#### [DATA SUPPLIED]

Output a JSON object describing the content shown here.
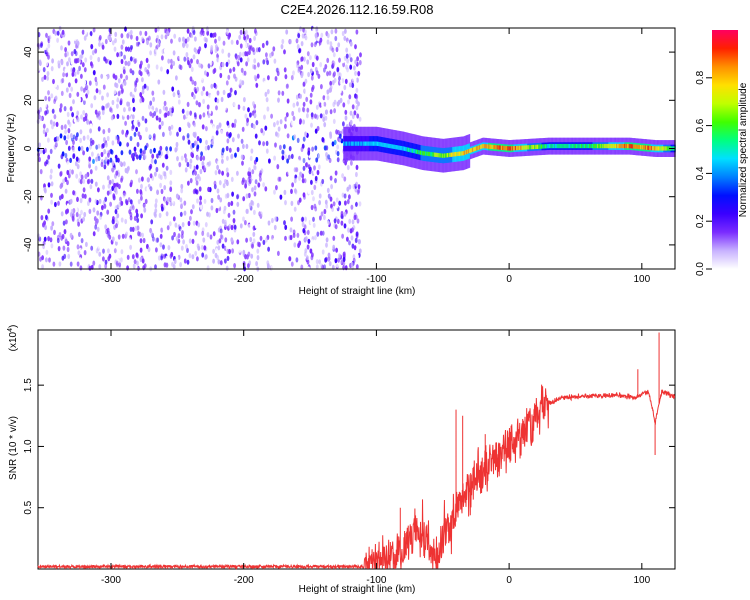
{
  "figure": {
    "title": "C2E4.2026.112.16.59.R08"
  },
  "chart_data": [
    {
      "type": "heatmap",
      "xlabel": "Height of straight line (km)",
      "ylabel": "Frequency (Hz)",
      "xlim": [
        -355,
        125
      ],
      "ylim": [
        -50,
        50
      ],
      "x_ticks": [
        -300,
        -200,
        -100,
        0,
        100
      ],
      "y_ticks": [
        -40,
        -20,
        0,
        20,
        40
      ],
      "grid": false,
      "colorbar": {
        "label": "Normalized spectral amplitude",
        "range": [
          0,
          1
        ],
        "ticks": [
          "0.0",
          "0.2",
          "0.4",
          "0.6",
          "0.8"
        ],
        "colormap": [
          "#ffffff",
          "#c7b1ff",
          "#7a2cff",
          "#3a00ff",
          "#0010ff",
          "#0080ff",
          "#00e0ff",
          "#00ff80",
          "#40ff00",
          "#c0ff00",
          "#ffe000",
          "#ff9000",
          "#ff2000",
          "#ff0060"
        ]
      },
      "description_regions": {
        "noise_band": [
          -355,
          -112
        ],
        "signal_trace": [
          {
            "x": -125,
            "freq": 2,
            "amp": 0.45
          },
          {
            "x": -100,
            "freq": 2,
            "amp": 0.5
          },
          {
            "x": -80,
            "freq": 0,
            "amp": 0.5
          },
          {
            "x": -65,
            "freq": -2,
            "amp": 0.65
          },
          {
            "x": -50,
            "freq": -3,
            "amp": 0.7
          },
          {
            "x": -35,
            "freq": -2,
            "amp": 0.85
          },
          {
            "x": -20,
            "freq": 1,
            "amp": 0.9
          },
          {
            "x": 0,
            "freq": 0,
            "amp": 0.95
          },
          {
            "x": 30,
            "freq": 1,
            "amp": 0.55
          },
          {
            "x": 60,
            "freq": 1,
            "amp": 0.6
          },
          {
            "x": 90,
            "freq": 1,
            "amp": 0.95
          },
          {
            "x": 110,
            "freq": 0,
            "amp": 0.9
          },
          {
            "x": 125,
            "freq": 0,
            "amp": 0.55
          }
        ]
      }
    },
    {
      "type": "line",
      "xlabel": "Height of straight line (km)",
      "ylabel": "SNR (10 * v/v)",
      "yscale_note": "(x10",
      "yscale_exp": "4",
      "xlim": [
        -355,
        125
      ],
      "ylim": [
        0,
        1.95
      ],
      "x_ticks": [
        -300,
        -200,
        -100,
        0,
        100
      ],
      "y_ticks": [
        "0.5",
        "1.0",
        "1.5"
      ],
      "y_tick_values": [
        0.5,
        1.0,
        1.5
      ],
      "grid": false,
      "series": [
        {
          "color": "#ee3333",
          "x": [
            -355,
            -300,
            -200,
            -150,
            -110,
            -100,
            -90,
            -80,
            -75,
            -70,
            -65,
            -60,
            -55,
            -50,
            -45,
            -40,
            -35,
            -30,
            -25,
            -20,
            -15,
            -10,
            -5,
            0,
            10,
            20,
            30,
            40,
            60,
            80,
            95,
            105,
            110,
            115,
            125
          ],
          "y": [
            0.02,
            0.02,
            0.02,
            0.02,
            0.02,
            0.05,
            0.1,
            0.12,
            0.25,
            0.35,
            0.28,
            0.15,
            0.08,
            0.35,
            0.3,
            0.45,
            0.55,
            0.65,
            0.75,
            0.8,
            0.85,
            0.9,
            0.95,
            1.0,
            1.1,
            1.25,
            1.35,
            1.4,
            1.41,
            1.42,
            1.4,
            1.45,
            1.2,
            1.45,
            1.4
          ],
          "spikes": [
            {
              "x": -82,
              "y": 0.5
            },
            {
              "x": -40,
              "y": 1.3
            },
            {
              "x": -35,
              "y": 1.25
            },
            {
              "x": -18,
              "y": 1.1
            },
            {
              "x": 97,
              "y": 1.63
            },
            {
              "x": 110,
              "y": 0.93
            },
            {
              "x": 113,
              "y": 1.93
            }
          ]
        }
      ]
    }
  ]
}
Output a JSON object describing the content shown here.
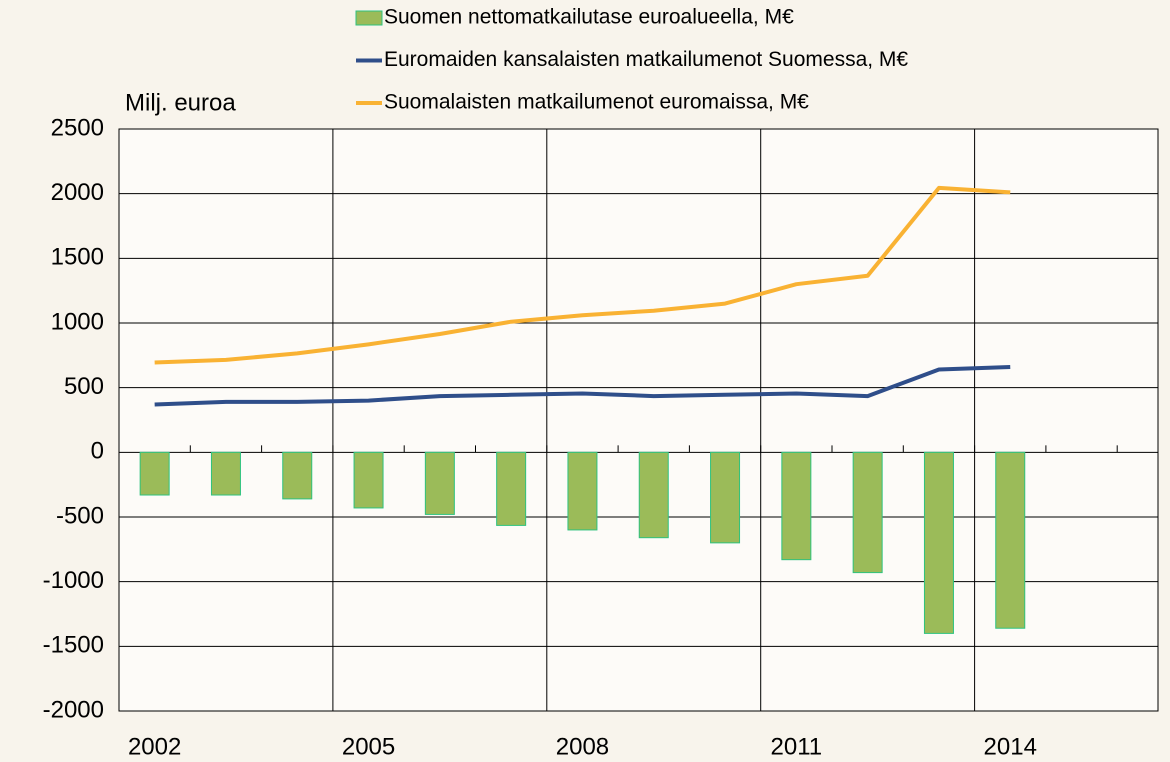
{
  "chart_data": {
    "type": "bar_line",
    "y_axis_label": "Milj. euroa",
    "categories": [
      "2002",
      null,
      null,
      "2005",
      null,
      null,
      "2008",
      null,
      null,
      "2011",
      null,
      null,
      "2014",
      null,
      null
    ],
    "series": [
      {
        "name": "Suomen nettomatkailutase euroalueella, M€",
        "type": "bar",
        "color": "#9bbb59",
        "values": [
          -330,
          -330,
          -360,
          -430,
          -480,
          -565,
          -600,
          -660,
          -700,
          -830,
          -930,
          -1400,
          -1360,
          null,
          null
        ]
      },
      {
        "name": "Euromaiden kansalaisten matkailumenot Suomessa, M€",
        "type": "line",
        "color": "#2f4e8a",
        "values": [
          370,
          390,
          390,
          400,
          435,
          445,
          455,
          435,
          445,
          455,
          435,
          640,
          660,
          null,
          null
        ]
      },
      {
        "name": "Suomalaisten matkailumenot euromaissa, M€",
        "type": "line",
        "color": "#f9b233",
        "values": [
          695,
          715,
          765,
          835,
          915,
          1010,
          1060,
          1095,
          1150,
          1300,
          1365,
          2045,
          2010,
          null,
          null
        ]
      }
    ],
    "ylim": [
      -2000,
      2500
    ],
    "yticks": [
      -2000,
      -1500,
      -1000,
      -500,
      0,
      500,
      1000,
      1500,
      2000,
      2500
    ],
    "grid": true
  }
}
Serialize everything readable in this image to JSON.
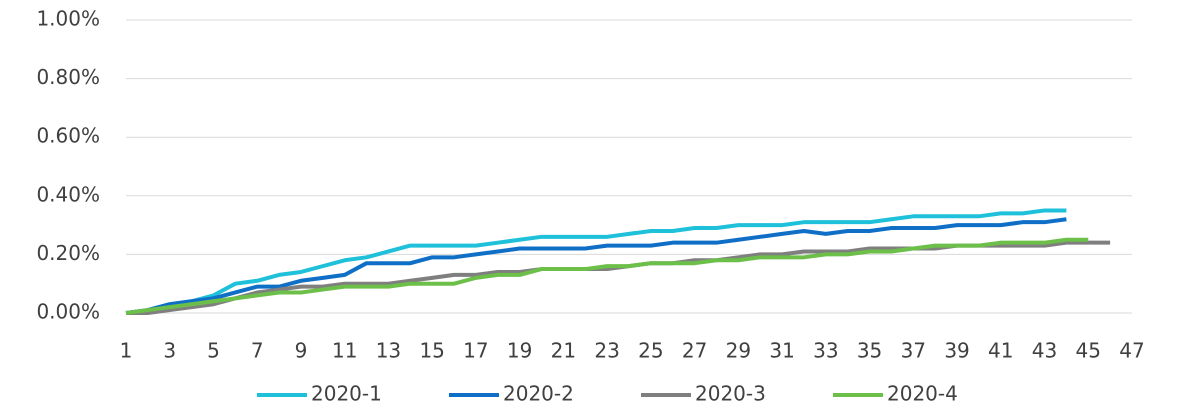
{
  "chart_data": {
    "type": "line",
    "x": [
      1,
      2,
      3,
      4,
      5,
      6,
      7,
      8,
      9,
      10,
      11,
      12,
      13,
      14,
      15,
      16,
      17,
      18,
      19,
      20,
      21,
      22,
      23,
      24,
      25,
      26,
      27,
      28,
      29,
      30,
      31,
      32,
      33,
      34,
      35,
      36,
      37,
      38,
      39,
      40,
      41,
      42,
      43,
      44,
      45,
      46
    ],
    "xlim": [
      1,
      47
    ],
    "xticks": [
      1,
      3,
      5,
      7,
      9,
      11,
      13,
      15,
      17,
      19,
      21,
      23,
      25,
      27,
      29,
      31,
      33,
      35,
      37,
      39,
      41,
      43,
      45,
      47
    ],
    "ylim": [
      0,
      1
    ],
    "yticks": [
      {
        "value": 0,
        "label": "0.00%"
      },
      {
        "value": 0.2,
        "label": "0.20%"
      },
      {
        "value": 0.4,
        "label": "0.40%"
      },
      {
        "value": 0.6,
        "label": "0.60%"
      },
      {
        "value": 0.8,
        "label": "0.80%"
      },
      {
        "value": 1,
        "label": "1.00%"
      }
    ],
    "grid": true,
    "legend": "bottom",
    "series": [
      {
        "name": "2020-1",
        "color": "#1fc0da",
        "values": [
          0,
          0.01,
          0.03,
          0.04,
          0.06,
          0.1,
          0.11,
          0.13,
          0.14,
          0.16,
          0.18,
          0.19,
          0.21,
          0.23,
          0.23,
          0.23,
          0.23,
          0.24,
          0.25,
          0.26,
          0.26,
          0.26,
          0.26,
          0.27,
          0.28,
          0.28,
          0.29,
          0.29,
          0.3,
          0.3,
          0.3,
          0.31,
          0.31,
          0.31,
          0.31,
          0.32,
          0.33,
          0.33,
          0.33,
          0.33,
          0.34,
          0.34,
          0.35,
          0.35,
          null,
          null
        ]
      },
      {
        "name": "2020-2",
        "color": "#0f6fc6",
        "values": [
          0,
          0.01,
          0.03,
          0.04,
          0.05,
          0.07,
          0.09,
          0.09,
          0.11,
          0.12,
          0.13,
          0.17,
          0.17,
          0.17,
          0.19,
          0.19,
          0.2,
          0.21,
          0.22,
          0.22,
          0.22,
          0.22,
          0.23,
          0.23,
          0.23,
          0.24,
          0.24,
          0.24,
          0.25,
          0.26,
          0.27,
          0.28,
          0.27,
          0.28,
          0.28,
          0.29,
          0.29,
          0.29,
          0.3,
          0.3,
          0.3,
          0.31,
          0.31,
          0.32,
          null,
          null
        ]
      },
      {
        "name": "2020-3",
        "color": "#7f7f7f",
        "values": [
          0,
          0,
          0.01,
          0.02,
          0.03,
          0.05,
          0.07,
          0.08,
          0.09,
          0.09,
          0.1,
          0.1,
          0.1,
          0.11,
          0.12,
          0.13,
          0.13,
          0.14,
          0.14,
          0.15,
          0.15,
          0.15,
          0.15,
          0.16,
          0.17,
          0.17,
          0.18,
          0.18,
          0.19,
          0.2,
          0.2,
          0.21,
          0.21,
          0.21,
          0.22,
          0.22,
          0.22,
          0.22,
          0.23,
          0.23,
          0.23,
          0.23,
          0.23,
          0.24,
          0.24,
          0.24
        ]
      },
      {
        "name": "2020-4",
        "color": "#6cc04a",
        "values": [
          0,
          0.01,
          0.02,
          0.03,
          0.04,
          0.05,
          0.06,
          0.07,
          0.07,
          0.08,
          0.09,
          0.09,
          0.09,
          0.1,
          0.1,
          0.1,
          0.12,
          0.13,
          0.13,
          0.15,
          0.15,
          0.15,
          0.16,
          0.16,
          0.17,
          0.17,
          0.17,
          0.18,
          0.18,
          0.19,
          0.19,
          0.19,
          0.2,
          0.2,
          0.21,
          0.21,
          0.22,
          0.23,
          0.23,
          0.23,
          0.24,
          0.24,
          0.24,
          0.25,
          0.25,
          null
        ]
      }
    ]
  }
}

#### [PROBLEM DETAILS]
Search the entries for the word "ylabel" and gather every line where it appears.

#### [RIGHT ANSWER]
      "ylabel": "Frequency (Hz)",
      "ylabel": "SNR (10 * v/v)",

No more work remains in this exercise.